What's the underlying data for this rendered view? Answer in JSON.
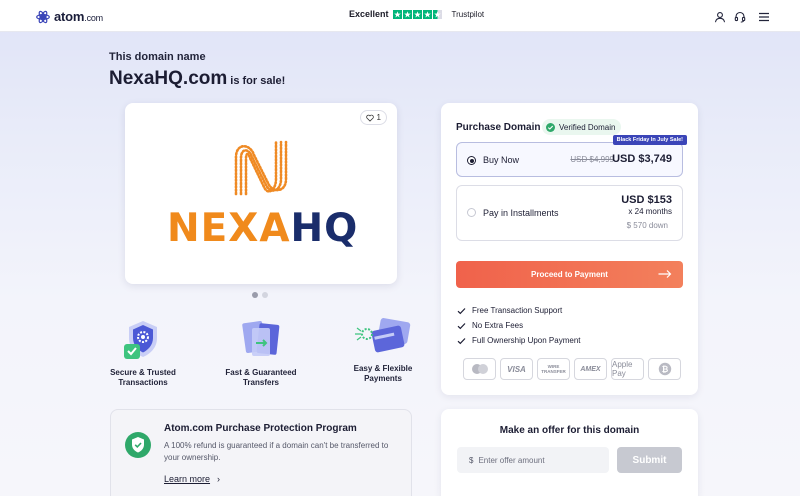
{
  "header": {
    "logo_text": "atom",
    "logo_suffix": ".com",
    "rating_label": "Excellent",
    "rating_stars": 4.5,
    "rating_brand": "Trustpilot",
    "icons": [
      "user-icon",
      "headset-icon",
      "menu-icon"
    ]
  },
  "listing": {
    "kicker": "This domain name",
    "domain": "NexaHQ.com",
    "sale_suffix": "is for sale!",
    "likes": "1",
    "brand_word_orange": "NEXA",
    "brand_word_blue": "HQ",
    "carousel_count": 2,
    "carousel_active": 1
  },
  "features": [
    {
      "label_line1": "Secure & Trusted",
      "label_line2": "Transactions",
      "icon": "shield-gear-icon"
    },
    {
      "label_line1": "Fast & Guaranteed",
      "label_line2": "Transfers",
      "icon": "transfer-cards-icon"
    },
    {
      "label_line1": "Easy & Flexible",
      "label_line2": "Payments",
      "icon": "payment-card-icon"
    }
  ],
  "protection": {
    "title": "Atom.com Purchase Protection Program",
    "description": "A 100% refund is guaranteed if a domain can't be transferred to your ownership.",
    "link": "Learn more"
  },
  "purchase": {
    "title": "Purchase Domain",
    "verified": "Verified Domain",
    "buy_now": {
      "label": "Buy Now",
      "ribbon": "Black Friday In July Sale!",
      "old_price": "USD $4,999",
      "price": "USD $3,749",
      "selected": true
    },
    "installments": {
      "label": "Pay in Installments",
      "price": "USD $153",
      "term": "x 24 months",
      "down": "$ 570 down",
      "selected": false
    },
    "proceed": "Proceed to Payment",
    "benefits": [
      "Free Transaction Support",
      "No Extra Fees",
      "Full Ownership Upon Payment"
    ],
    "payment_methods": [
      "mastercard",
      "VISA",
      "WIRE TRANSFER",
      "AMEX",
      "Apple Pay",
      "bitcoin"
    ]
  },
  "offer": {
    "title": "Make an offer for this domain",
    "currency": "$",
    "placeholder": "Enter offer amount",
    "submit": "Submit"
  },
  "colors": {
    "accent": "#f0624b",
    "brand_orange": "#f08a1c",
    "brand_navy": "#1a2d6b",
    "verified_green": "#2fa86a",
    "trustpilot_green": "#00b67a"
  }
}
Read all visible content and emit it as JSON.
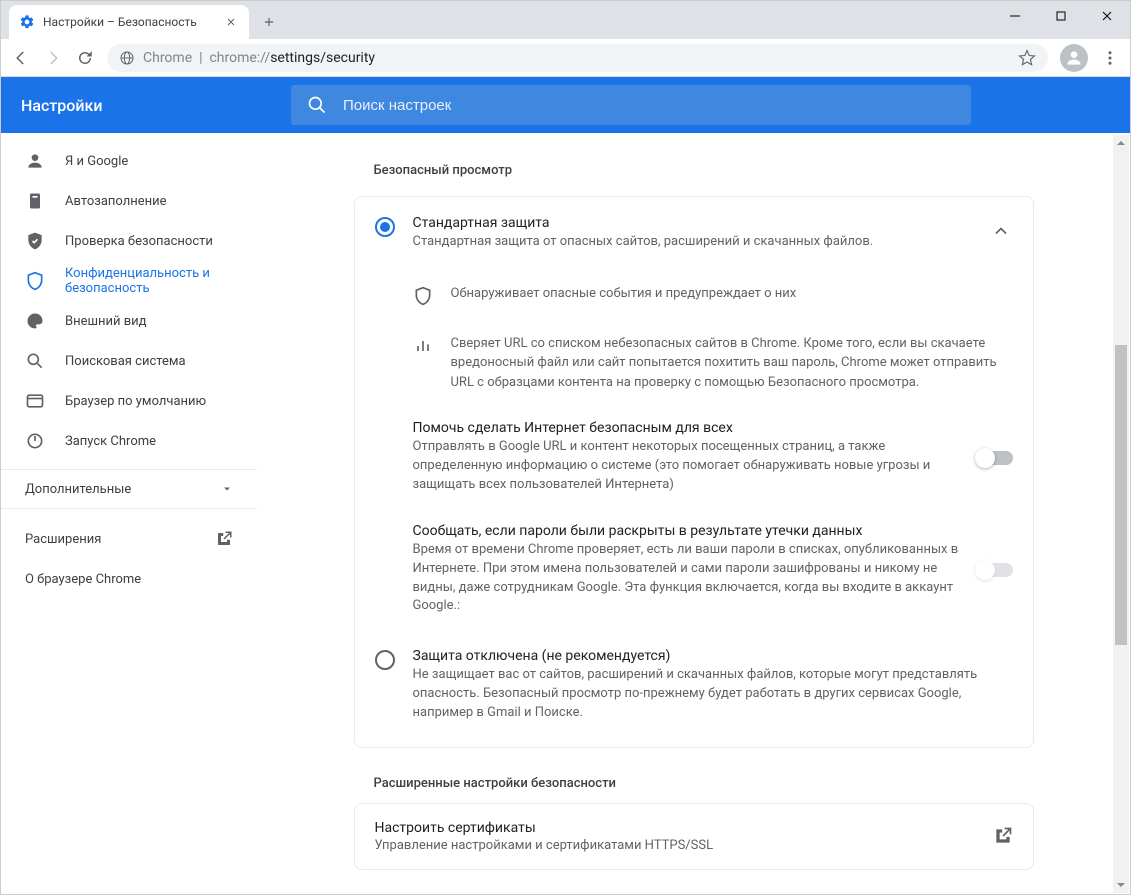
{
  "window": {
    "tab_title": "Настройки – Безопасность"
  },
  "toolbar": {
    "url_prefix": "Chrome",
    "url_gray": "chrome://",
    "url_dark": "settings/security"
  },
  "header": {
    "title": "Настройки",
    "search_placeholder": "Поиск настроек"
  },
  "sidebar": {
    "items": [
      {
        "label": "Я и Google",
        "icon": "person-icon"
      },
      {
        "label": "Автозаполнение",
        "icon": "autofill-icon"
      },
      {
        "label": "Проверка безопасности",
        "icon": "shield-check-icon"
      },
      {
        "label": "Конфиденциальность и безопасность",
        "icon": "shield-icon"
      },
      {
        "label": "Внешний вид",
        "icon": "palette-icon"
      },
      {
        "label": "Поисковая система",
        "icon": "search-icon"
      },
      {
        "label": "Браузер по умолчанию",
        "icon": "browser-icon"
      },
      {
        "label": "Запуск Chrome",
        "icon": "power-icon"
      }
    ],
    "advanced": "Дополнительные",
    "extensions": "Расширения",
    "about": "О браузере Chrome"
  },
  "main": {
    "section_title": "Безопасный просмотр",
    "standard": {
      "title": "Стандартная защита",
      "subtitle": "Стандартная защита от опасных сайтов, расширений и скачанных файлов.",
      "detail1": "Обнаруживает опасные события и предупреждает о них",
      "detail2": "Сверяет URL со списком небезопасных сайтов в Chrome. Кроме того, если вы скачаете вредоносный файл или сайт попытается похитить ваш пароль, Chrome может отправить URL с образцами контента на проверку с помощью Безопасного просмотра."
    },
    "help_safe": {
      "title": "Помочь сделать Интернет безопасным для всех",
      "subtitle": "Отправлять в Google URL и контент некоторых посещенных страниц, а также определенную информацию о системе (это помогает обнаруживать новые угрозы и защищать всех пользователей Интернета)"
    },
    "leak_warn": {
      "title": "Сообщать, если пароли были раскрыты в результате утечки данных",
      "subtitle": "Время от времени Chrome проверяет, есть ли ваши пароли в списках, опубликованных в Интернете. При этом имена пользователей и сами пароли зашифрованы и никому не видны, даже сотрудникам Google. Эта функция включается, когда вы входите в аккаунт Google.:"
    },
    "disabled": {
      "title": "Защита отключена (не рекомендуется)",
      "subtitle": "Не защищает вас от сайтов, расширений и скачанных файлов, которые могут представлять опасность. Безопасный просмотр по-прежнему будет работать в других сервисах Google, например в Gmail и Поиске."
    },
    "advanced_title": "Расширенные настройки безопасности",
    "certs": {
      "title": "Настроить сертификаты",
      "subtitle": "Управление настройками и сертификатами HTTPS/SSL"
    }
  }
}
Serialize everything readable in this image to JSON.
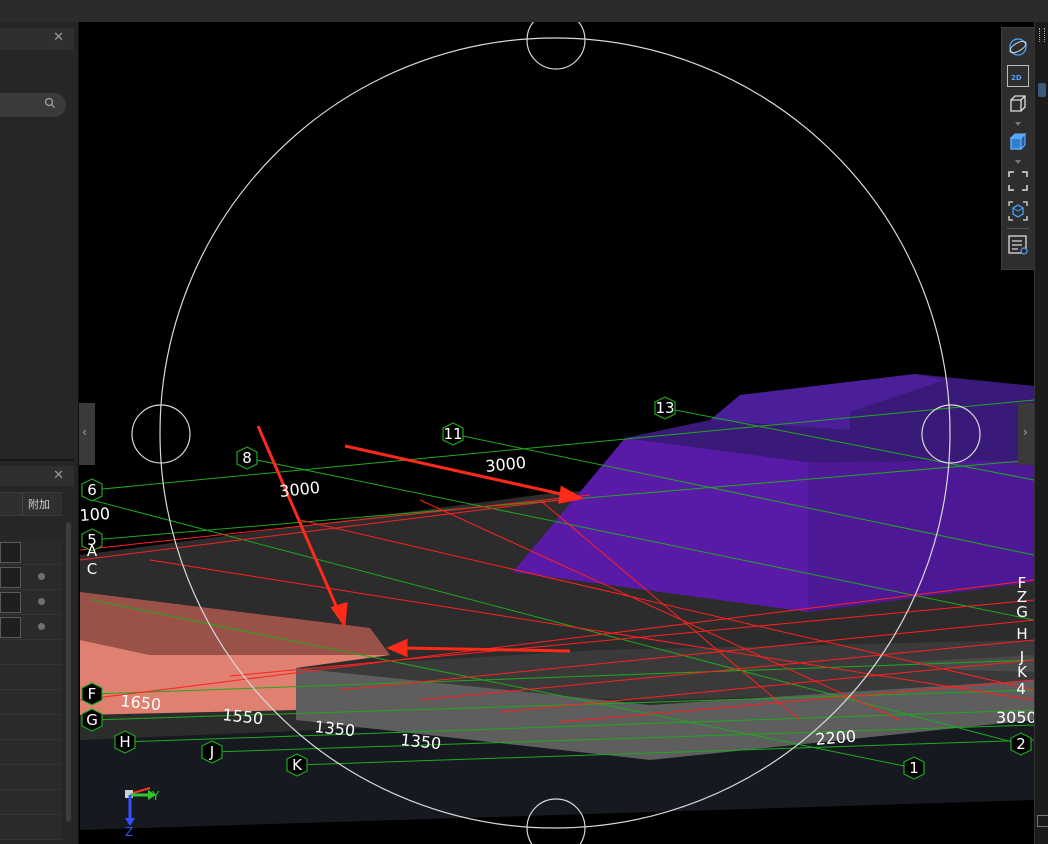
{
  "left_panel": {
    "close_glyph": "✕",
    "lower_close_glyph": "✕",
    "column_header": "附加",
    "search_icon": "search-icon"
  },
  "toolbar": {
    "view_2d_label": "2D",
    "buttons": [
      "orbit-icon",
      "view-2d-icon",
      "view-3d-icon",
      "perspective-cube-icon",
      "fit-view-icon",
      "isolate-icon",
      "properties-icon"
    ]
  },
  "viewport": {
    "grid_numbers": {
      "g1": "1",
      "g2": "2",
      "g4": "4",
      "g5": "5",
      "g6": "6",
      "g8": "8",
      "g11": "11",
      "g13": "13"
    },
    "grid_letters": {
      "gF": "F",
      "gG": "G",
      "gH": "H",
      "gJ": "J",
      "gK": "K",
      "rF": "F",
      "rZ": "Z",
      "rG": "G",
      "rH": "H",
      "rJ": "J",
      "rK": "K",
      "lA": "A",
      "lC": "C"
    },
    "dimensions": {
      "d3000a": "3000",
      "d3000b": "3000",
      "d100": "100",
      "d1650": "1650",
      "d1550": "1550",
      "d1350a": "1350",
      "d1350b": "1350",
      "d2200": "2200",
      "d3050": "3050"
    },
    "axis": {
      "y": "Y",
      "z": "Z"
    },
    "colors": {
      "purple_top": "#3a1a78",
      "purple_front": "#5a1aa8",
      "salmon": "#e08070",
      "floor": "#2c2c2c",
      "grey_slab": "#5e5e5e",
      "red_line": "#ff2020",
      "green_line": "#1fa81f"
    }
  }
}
┄┄┄┄┄┄┄┄┄┄
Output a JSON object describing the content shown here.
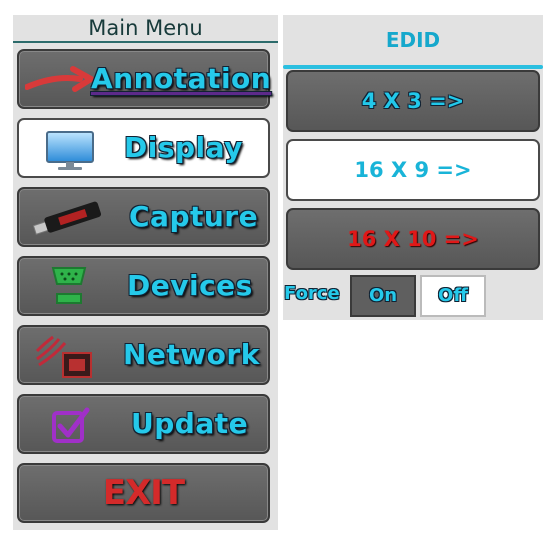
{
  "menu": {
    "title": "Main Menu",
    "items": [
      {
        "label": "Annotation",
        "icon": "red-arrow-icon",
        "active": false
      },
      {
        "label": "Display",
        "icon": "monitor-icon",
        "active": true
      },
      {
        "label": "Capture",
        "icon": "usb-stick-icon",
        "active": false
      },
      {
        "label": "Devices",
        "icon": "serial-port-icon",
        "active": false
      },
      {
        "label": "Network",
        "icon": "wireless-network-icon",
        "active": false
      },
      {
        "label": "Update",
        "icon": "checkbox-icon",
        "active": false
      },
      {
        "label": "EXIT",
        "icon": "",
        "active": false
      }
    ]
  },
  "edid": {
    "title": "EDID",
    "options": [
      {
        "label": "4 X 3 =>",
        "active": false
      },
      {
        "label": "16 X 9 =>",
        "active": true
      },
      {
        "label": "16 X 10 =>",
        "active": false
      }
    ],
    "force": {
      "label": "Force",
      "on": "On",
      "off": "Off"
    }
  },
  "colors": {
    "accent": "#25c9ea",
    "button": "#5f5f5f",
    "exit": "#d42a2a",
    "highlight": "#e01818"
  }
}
┄┄┄┄┄┄┄┄┄┄
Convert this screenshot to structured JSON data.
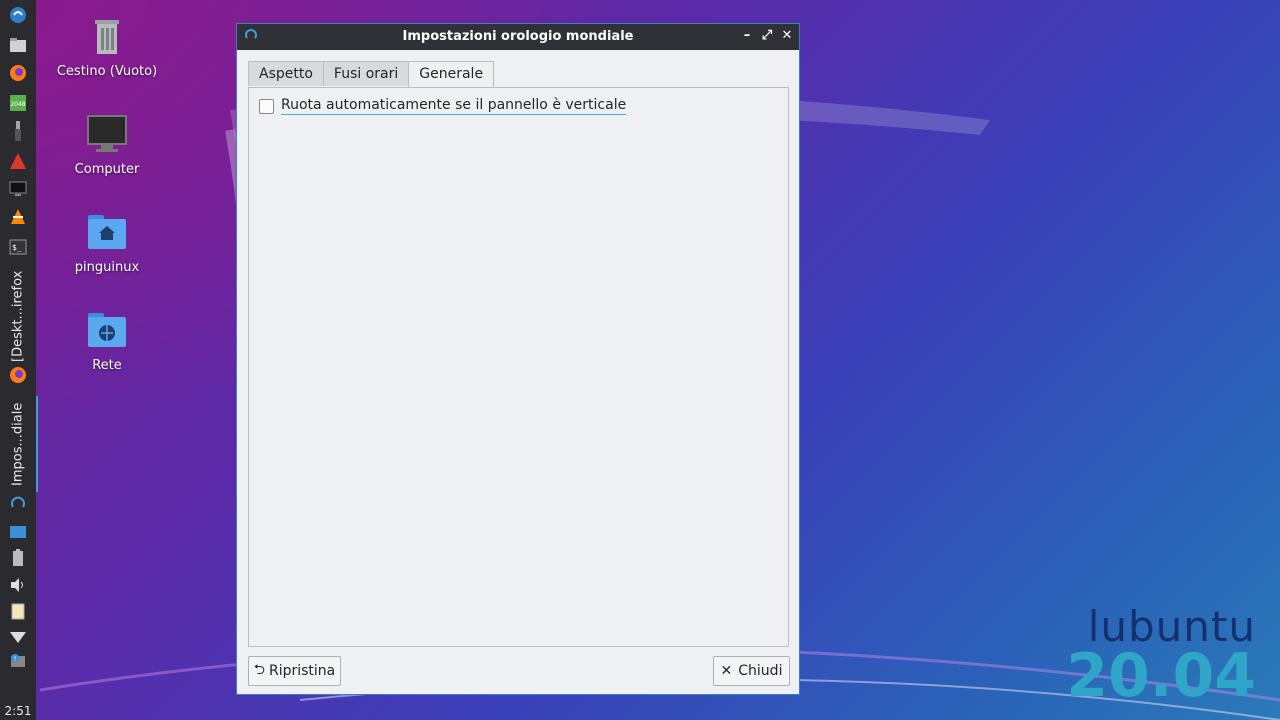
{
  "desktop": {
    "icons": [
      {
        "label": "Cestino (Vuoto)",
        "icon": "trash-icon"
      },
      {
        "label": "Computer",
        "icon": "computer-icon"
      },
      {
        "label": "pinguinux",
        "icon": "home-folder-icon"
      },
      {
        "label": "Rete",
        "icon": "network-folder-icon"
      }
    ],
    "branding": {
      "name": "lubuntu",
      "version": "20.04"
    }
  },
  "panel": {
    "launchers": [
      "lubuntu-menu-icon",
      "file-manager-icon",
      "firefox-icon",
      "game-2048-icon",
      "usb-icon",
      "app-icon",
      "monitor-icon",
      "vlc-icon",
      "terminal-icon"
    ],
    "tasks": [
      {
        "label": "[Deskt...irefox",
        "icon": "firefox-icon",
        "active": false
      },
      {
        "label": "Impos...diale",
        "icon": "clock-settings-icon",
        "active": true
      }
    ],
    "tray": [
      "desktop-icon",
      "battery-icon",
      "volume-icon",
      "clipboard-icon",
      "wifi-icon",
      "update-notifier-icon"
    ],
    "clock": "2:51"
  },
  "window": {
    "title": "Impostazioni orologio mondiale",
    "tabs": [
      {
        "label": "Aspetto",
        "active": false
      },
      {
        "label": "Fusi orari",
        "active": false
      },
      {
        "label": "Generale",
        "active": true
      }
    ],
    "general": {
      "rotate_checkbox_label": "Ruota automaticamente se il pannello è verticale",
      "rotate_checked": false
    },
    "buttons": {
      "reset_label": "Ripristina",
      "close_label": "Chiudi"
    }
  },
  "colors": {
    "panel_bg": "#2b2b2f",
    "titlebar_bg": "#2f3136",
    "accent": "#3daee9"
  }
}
┄┄┄┄┄┄┄┄┄┄
### Your instructions
From the entries above, copy every line where the word "name" shows up.

### Exercise response
    "kicker": "This domain name",
      "name": "lubuntu",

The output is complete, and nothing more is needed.